**The exercise**
Lines containing the string "JSON" are to be counted; report the total by itself.

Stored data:
---+---

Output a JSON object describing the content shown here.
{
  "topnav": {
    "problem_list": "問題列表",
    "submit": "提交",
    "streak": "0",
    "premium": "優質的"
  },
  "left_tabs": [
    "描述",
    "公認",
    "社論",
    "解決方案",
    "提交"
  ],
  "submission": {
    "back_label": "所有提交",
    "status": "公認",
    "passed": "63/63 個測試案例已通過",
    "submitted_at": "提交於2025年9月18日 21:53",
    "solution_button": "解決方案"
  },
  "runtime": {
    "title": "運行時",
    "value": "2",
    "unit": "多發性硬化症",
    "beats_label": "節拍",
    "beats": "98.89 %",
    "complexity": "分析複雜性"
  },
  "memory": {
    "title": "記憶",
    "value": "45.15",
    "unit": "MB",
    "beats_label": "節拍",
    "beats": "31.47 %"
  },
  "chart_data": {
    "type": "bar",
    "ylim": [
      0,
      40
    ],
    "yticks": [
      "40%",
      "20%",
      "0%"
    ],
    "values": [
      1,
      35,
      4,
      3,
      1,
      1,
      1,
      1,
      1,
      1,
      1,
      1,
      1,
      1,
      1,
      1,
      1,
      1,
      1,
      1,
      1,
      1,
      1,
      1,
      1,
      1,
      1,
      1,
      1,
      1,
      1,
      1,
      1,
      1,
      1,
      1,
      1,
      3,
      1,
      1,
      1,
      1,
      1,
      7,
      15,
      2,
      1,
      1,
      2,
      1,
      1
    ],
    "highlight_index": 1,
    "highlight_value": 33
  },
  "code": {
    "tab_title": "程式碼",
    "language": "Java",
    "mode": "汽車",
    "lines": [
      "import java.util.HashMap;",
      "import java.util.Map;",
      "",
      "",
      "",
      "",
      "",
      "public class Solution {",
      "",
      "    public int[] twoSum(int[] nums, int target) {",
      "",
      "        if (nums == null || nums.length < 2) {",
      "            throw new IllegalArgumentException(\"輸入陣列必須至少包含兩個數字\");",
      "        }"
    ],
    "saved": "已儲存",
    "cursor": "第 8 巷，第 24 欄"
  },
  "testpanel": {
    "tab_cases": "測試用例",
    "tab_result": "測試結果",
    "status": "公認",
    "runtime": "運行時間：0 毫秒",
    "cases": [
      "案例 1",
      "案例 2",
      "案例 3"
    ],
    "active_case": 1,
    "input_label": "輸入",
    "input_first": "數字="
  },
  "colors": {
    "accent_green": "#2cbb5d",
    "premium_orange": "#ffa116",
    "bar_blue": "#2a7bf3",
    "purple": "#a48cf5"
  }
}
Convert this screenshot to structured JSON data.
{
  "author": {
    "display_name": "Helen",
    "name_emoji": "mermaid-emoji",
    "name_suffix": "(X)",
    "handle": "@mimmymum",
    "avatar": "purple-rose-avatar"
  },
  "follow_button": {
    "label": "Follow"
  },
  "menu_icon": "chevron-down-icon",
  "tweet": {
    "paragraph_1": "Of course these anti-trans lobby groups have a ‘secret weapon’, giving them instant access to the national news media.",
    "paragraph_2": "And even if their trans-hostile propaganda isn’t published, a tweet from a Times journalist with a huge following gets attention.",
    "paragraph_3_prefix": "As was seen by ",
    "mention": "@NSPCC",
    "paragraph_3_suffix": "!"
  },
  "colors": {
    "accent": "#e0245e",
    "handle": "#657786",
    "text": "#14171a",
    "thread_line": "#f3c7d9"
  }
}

---+---

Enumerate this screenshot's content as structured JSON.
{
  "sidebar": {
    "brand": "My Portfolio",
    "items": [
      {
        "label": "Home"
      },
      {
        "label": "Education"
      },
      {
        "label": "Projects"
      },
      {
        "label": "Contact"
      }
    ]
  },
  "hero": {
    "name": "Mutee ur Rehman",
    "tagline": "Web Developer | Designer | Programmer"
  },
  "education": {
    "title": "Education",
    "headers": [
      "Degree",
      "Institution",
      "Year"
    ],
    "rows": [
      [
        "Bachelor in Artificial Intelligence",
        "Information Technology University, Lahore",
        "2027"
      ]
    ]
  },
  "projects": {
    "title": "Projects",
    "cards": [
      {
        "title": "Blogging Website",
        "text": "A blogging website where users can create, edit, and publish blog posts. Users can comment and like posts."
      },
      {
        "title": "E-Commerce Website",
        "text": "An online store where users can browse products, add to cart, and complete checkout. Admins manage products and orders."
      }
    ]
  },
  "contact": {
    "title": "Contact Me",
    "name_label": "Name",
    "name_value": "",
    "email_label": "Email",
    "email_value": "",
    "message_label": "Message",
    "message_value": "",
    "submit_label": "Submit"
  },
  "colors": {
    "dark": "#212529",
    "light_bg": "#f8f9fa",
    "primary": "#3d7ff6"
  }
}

---+---

**Final result**
3